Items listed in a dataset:
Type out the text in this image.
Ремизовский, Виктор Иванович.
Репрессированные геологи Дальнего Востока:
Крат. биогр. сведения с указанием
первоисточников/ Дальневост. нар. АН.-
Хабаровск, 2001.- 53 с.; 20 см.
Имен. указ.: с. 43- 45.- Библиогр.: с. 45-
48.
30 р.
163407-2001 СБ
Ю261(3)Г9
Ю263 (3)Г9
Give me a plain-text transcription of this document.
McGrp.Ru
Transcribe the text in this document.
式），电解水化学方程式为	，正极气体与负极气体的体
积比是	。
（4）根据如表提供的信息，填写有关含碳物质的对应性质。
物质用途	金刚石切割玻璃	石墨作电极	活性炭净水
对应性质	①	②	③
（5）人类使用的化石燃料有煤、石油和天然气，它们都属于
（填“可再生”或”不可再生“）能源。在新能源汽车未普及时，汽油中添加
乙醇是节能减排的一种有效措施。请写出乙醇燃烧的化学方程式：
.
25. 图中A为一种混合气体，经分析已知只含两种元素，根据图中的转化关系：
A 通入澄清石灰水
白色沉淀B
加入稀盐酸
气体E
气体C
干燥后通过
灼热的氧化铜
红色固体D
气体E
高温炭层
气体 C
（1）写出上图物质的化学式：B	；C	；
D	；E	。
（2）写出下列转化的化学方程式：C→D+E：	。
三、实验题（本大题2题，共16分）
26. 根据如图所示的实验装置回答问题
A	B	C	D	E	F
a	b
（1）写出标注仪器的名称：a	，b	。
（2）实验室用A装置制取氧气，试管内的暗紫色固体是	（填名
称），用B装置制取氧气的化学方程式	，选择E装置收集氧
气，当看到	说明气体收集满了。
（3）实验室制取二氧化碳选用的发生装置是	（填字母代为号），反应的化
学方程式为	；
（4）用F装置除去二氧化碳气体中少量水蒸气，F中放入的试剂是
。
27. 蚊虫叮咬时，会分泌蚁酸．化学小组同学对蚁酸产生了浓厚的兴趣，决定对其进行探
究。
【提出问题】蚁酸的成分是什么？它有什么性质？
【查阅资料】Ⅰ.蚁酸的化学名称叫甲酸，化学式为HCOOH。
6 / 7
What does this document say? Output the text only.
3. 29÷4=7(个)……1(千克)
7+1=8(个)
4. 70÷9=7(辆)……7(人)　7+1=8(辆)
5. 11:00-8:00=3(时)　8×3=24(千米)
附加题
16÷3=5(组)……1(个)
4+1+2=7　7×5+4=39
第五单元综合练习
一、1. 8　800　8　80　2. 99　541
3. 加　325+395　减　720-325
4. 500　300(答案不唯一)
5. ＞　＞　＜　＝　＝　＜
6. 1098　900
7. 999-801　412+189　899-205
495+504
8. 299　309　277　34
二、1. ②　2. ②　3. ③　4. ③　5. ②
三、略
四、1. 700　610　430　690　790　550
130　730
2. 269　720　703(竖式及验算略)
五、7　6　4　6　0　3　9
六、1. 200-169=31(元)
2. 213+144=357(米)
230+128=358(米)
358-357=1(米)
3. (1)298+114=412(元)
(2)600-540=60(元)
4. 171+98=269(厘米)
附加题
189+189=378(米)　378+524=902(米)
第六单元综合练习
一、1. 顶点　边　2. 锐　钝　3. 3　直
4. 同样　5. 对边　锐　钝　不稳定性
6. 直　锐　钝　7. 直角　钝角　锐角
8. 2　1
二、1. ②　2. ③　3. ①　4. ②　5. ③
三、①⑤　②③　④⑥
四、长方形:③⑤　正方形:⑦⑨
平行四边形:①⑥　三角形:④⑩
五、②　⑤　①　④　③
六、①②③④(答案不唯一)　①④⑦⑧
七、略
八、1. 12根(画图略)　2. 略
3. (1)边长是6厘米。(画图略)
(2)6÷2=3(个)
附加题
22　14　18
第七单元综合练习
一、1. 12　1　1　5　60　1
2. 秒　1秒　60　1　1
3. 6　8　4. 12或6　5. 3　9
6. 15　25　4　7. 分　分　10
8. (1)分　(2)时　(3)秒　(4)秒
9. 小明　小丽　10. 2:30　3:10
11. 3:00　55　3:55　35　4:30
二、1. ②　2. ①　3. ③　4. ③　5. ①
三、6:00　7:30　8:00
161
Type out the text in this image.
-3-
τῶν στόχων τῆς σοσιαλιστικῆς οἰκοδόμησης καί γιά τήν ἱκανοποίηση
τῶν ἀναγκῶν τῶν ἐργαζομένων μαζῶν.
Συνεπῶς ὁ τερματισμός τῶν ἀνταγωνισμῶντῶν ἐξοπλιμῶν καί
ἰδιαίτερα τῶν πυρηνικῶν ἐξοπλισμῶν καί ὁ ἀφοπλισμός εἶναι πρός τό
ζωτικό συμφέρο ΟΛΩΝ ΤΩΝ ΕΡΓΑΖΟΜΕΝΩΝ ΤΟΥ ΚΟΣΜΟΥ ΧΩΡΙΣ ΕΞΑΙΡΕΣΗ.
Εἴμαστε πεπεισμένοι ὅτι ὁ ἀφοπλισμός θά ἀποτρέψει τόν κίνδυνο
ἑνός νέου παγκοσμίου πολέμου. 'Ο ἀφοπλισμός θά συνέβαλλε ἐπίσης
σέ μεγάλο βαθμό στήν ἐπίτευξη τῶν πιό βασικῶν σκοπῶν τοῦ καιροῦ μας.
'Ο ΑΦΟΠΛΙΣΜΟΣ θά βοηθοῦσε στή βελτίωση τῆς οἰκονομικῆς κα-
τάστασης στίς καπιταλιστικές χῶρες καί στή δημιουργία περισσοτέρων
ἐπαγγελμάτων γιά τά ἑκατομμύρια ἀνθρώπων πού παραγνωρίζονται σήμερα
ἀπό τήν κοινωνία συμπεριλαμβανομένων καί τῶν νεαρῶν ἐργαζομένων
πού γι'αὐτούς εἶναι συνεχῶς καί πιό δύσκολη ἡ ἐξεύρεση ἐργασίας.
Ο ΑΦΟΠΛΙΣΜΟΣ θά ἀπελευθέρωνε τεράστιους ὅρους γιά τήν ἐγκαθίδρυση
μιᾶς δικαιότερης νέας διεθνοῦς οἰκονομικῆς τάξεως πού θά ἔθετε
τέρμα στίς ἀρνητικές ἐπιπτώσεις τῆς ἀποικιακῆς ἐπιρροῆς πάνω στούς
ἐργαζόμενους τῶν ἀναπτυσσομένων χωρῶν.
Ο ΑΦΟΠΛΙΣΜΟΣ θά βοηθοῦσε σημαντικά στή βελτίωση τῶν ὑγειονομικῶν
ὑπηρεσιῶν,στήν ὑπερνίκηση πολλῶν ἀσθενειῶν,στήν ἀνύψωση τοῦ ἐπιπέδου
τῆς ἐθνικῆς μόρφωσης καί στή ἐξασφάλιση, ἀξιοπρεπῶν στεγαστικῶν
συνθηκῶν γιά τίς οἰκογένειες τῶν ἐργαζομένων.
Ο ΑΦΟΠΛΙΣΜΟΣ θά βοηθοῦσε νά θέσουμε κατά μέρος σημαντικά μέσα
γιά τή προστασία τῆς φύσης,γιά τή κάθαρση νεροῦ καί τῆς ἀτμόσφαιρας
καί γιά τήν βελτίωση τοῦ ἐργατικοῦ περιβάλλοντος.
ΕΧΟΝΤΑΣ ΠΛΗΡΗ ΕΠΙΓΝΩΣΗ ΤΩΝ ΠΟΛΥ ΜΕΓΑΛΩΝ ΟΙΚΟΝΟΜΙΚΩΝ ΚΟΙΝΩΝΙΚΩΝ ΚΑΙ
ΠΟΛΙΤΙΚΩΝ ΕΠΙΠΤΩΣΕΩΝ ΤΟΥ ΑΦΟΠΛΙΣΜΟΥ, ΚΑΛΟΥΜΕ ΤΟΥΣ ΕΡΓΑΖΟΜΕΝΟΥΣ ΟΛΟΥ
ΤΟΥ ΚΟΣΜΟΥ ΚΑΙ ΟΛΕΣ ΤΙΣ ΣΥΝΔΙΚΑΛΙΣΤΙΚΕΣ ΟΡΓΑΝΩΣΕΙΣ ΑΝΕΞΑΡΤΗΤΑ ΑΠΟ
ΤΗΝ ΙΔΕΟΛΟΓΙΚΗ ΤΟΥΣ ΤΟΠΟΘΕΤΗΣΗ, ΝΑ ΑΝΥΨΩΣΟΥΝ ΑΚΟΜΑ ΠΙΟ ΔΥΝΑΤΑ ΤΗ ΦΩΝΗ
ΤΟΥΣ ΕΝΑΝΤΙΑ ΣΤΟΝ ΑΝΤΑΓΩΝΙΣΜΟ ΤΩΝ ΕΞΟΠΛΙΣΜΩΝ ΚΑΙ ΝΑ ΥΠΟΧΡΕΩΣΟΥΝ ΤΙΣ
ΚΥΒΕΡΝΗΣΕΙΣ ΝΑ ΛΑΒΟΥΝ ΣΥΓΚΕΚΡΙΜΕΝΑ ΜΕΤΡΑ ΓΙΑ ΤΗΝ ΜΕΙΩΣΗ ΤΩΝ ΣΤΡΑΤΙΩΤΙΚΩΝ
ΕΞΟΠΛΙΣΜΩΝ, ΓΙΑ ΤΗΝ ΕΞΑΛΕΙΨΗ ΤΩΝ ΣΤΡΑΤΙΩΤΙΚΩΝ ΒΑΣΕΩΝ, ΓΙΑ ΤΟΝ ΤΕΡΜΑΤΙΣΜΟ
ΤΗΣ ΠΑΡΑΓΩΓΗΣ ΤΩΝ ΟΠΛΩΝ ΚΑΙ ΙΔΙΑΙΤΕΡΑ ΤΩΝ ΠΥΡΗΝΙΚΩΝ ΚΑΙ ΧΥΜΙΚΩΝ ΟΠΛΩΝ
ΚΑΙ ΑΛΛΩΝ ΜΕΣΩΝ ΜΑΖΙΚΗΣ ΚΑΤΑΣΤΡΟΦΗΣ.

**Instructions to follow:**
Report how many lines in the records above contain the word "εἶναι", giving only the number.

**Result of this exercise:**
2